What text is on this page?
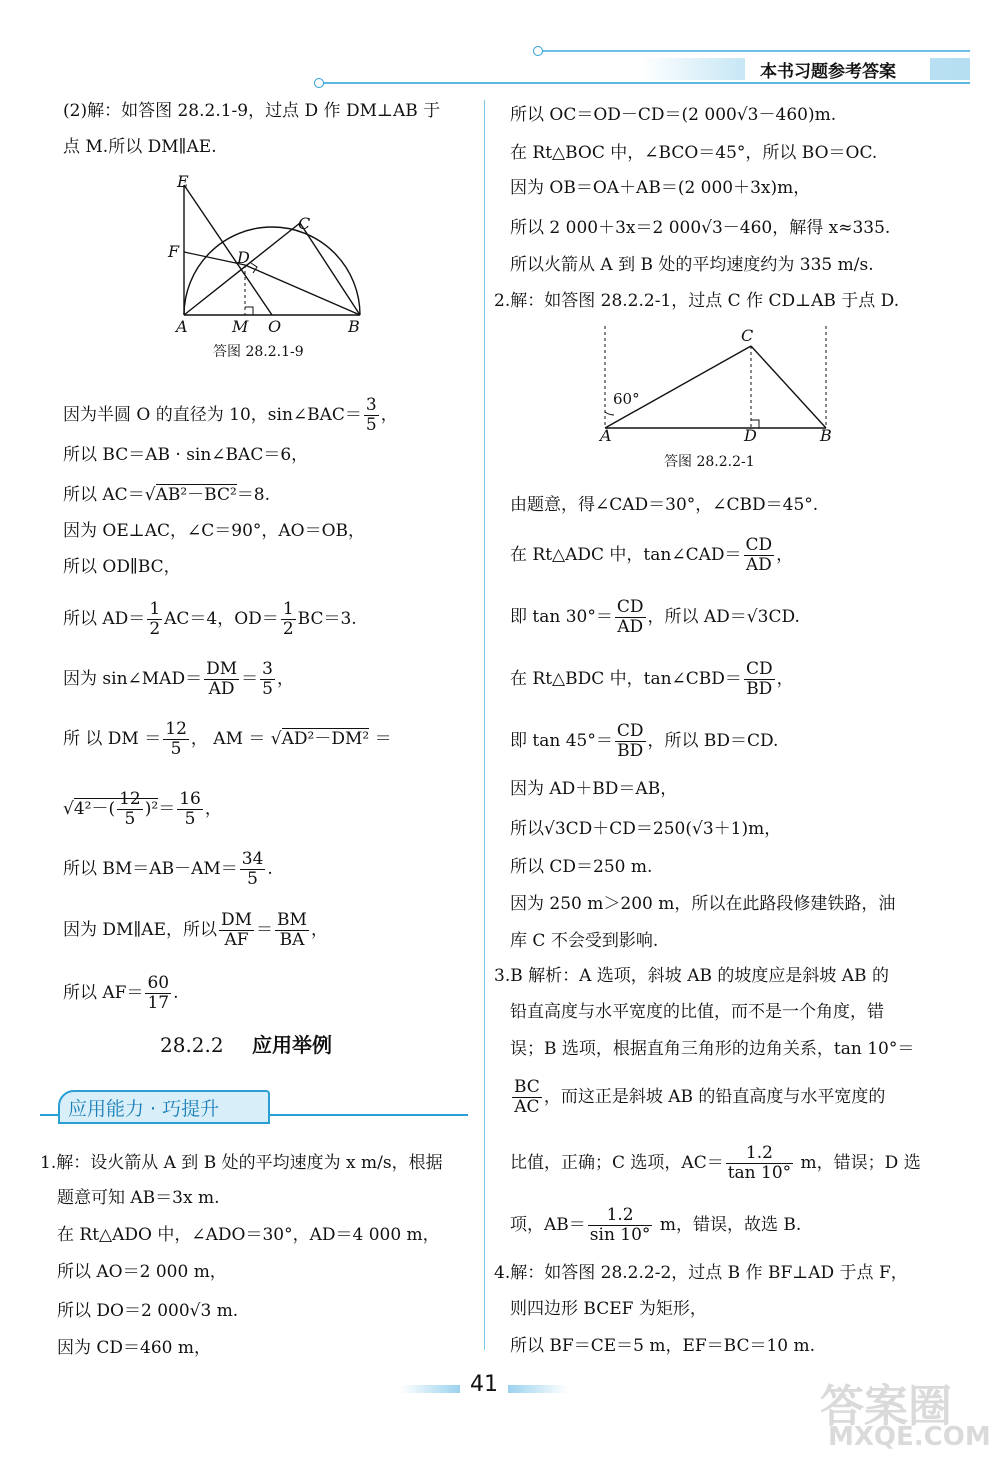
本书习题参考答案
(2)解：如答图 28.2.1-9，过点 D 作 DM⊥AB 于
点 M.所以 DM∥AE.
E
F	D
C
A	M O	B
答图 28.2.1-9
因为半圆 O 的直径为 10，sin∠BAC＝ $\frac{3}{5}$ ，
所以 BC＝AB · sin∠BAC＝6，
所以 AC＝√AB²－BC²＝8.
因为 OE⊥AC，∠C＝90°，AO＝OB，
所以 OD∥BC，
所以 $AD= \frac{1}{2} AC=4$，$OD= \frac{1}{2} BC=3$.
因为 sin∠MAD＝ $\frac{DM}{AD} = \frac{3}{5}$ ，
所 以 DM ＝ $\frac{12}{5}$ ， AM ＝ √AD²－DM² ＝
$√4^2-( \frac{12}{5} )^2= \frac{16}{5}$ ，
所以 $BM=AB-AM= \frac{34}{5}$ .
因为 DM∥AE，所以 $\frac{DM}{AF} = \frac{BM}{BA}$ ，
所以 $AF= \frac{60}{17}$ .
28.2.2 应用举例
应用能力 · 巧提升
1.解：设火箭从 A 到 B 处的平均速度为 x m/s，根据
题意可知 AB＝3x m.
在 Rt△ADO 中，∠ADO＝30°，AD＝4 000 m，
所以 AO＝2 000 m，
所以 DO＝2 000√3 m.
因为 CD＝460 m，
所以 OC＝OD－CD＝(2 000√3－460)m.
在 Rt△BOC 中，∠BCO＝45°，所以 BO＝OC.
因为 OB＝OA＋AB＝(2 000＋3x)m，
所以 2 000＋3x＝2 000√3－460，解得 x≈335.
所以火箭从 A 到 B 处的平均速度约为 335 m/s.
2.解：如答图 28.2.2-1，过点 C 作 CD⊥AB 于点 D.
C
60°
A	D	B
答图 28.2.2-1
由题意，得∠CAD＝30°，∠CBD＝45°.
在 Rt△ADC 中，tan∠CAD＝ $\frac{CD}{AD}$ ，
即 $\tan 30^\circ= \frac{CD}{AD}$ ，所以 AD＝√3CD.
在 Rt△BDC 中，tan∠CBD＝ $\frac{CD}{BD}$ ，
即 $\tan 45^\circ= \frac{CD}{BD}$ ，所以 BD＝CD.
因为 AD＋BD＝AB，
所以√3CD＋CD＝250(√3＋1)m，
所以 CD＝250 m.
因为 250 m＞200 m，所以在此路段修建铁路，油
库 C 不会受到影响.
3.B 解析：A 选项，斜坡 AB 的坡度应是斜坡 AB 的
铅直高度与水平宽度的比值，而不是一个角度，错
误；B 选项，根据直角三角形的边角关系，tan 10°＝
$\frac{BC}{AC}$ ，而这正是斜坡 AB 的铅直高度与水平宽度的
比值，正确；C 选项，$AC= \frac{1.2}{\tan 10^\circ}$ m，错误；D 选
项，$AB= \frac{1.2}{\sin 10^\circ}$ m，错误，故选 B.
4.解：如答图 28.2.2-2，过点 B 作 BF⊥AD 于点 F，
则四边形 BCEF 为矩形，
所以 BF＝CE＝5 m，EF＝BC＝10 m.
41	答案圈
MXQE.COM
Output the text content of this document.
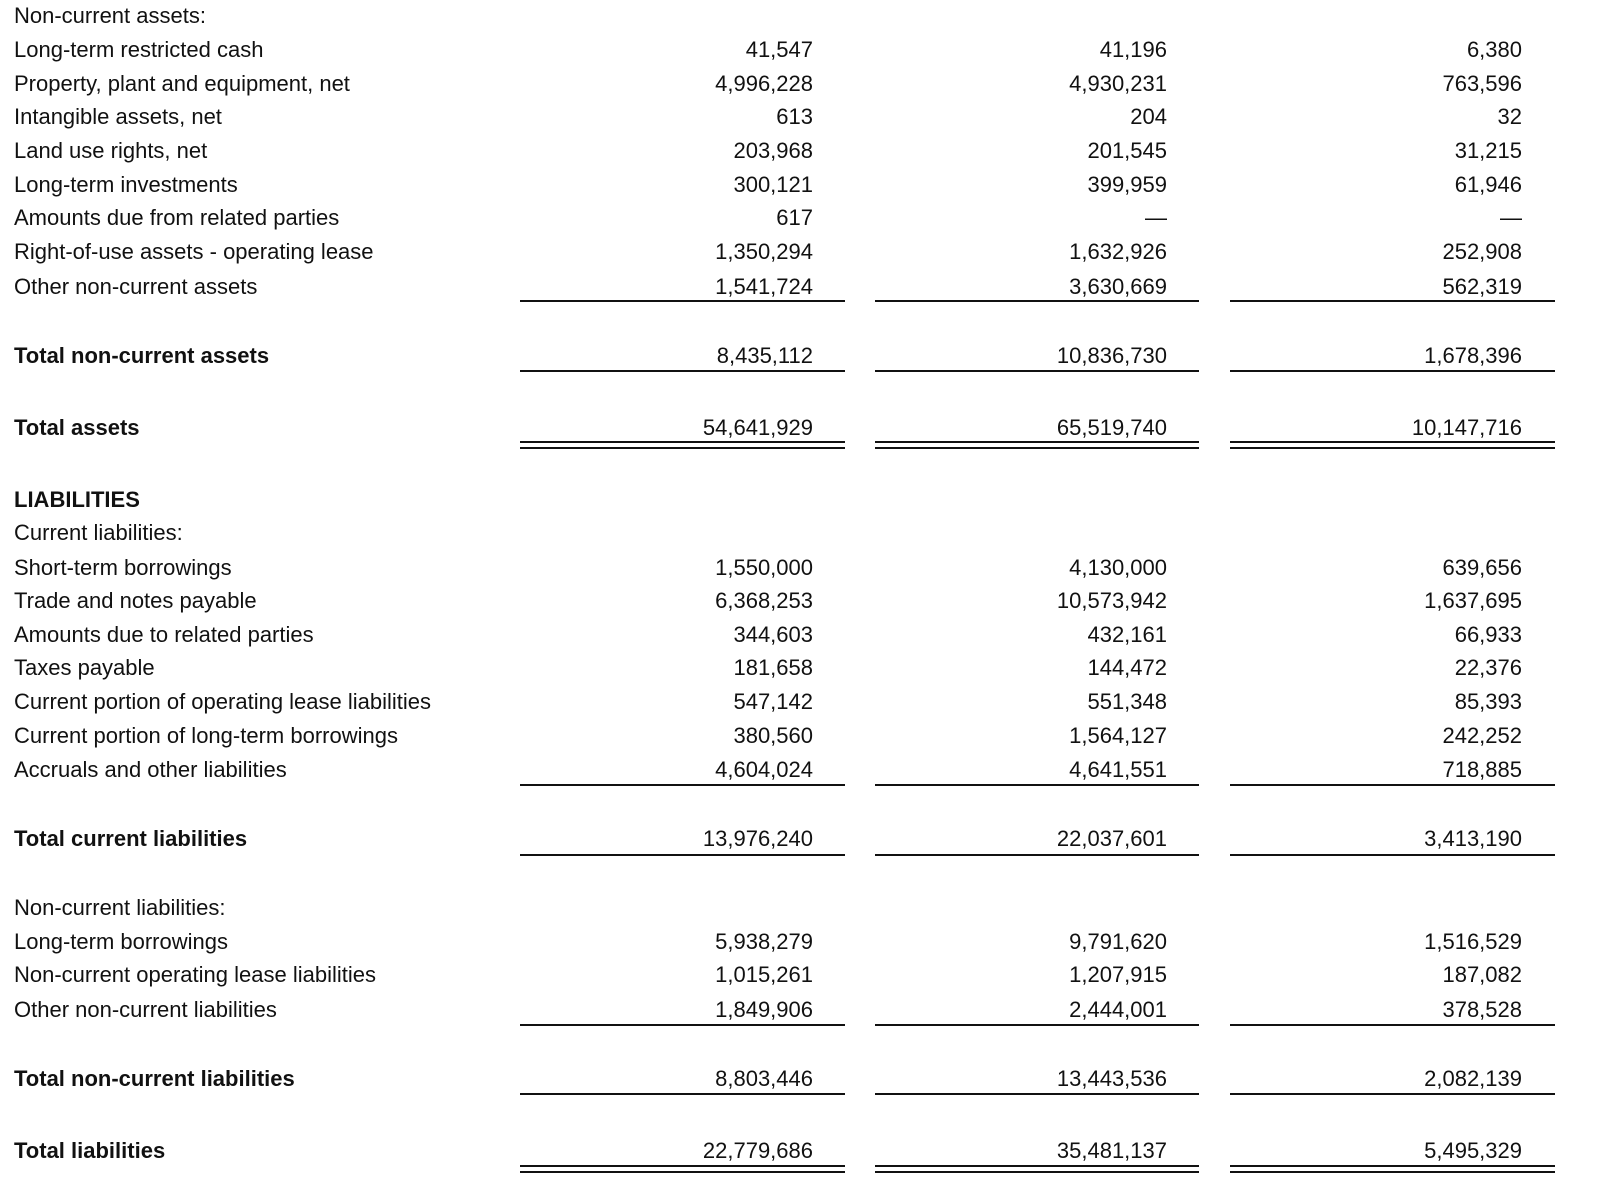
Non-current assets:
Long-term restricted cash	41,547	41,196	6,380
Property, plant and equipment, net	4,996,228	4,930,231	763,596
Intangible assets, net	613	204	32
Land use rights, net	203,968	201,545	31,215
Long-term investments	300,121	399,959	61,946
Amounts due from related parties	617	—	—
Right-of-use assets - operating lease	1,350,294	1,632,926	252,908
Other non-current assets	1,541,724	3,630,669	562,319
Total non-current assets	8,435,112	10,836,730	1,678,396
Total assets	54,641,929	65,519,740	10,147,716
LIABILITIES
Current liabilities:
Short-term borrowings	1,550,000	4,130,000	639,656
Trade and notes payable	6,368,253	10,573,942	1,637,695
Amounts due to related parties	344,603	432,161	66,933
Taxes payable	181,658	144,472	22,376
Current portion of operating lease liabilities	547,142	551,348	85,393
Current portion of long-term borrowings	380,560	1,564,127	242,252
Accruals and other liabilities	4,604,024	4,641,551	718,885
Total current liabilities	13,976,240	22,037,601	3,413,190
Non-current liabilities:
Long-term borrowings	5,938,279	9,791,620	1,516,529
Non-current operating lease liabilities	1,015,261	1,207,915	187,082
Other non-current liabilities	1,849,906	2,444,001	378,528
Total non-current liabilities	8,803,446	13,443,536	2,082,139
Total liabilities	22,779,686	35,481,137	5,495,329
+-------+
- Directions -
State how many lines of the listing above include the word "parties". Give nothing but the number.

- Response to the task -
2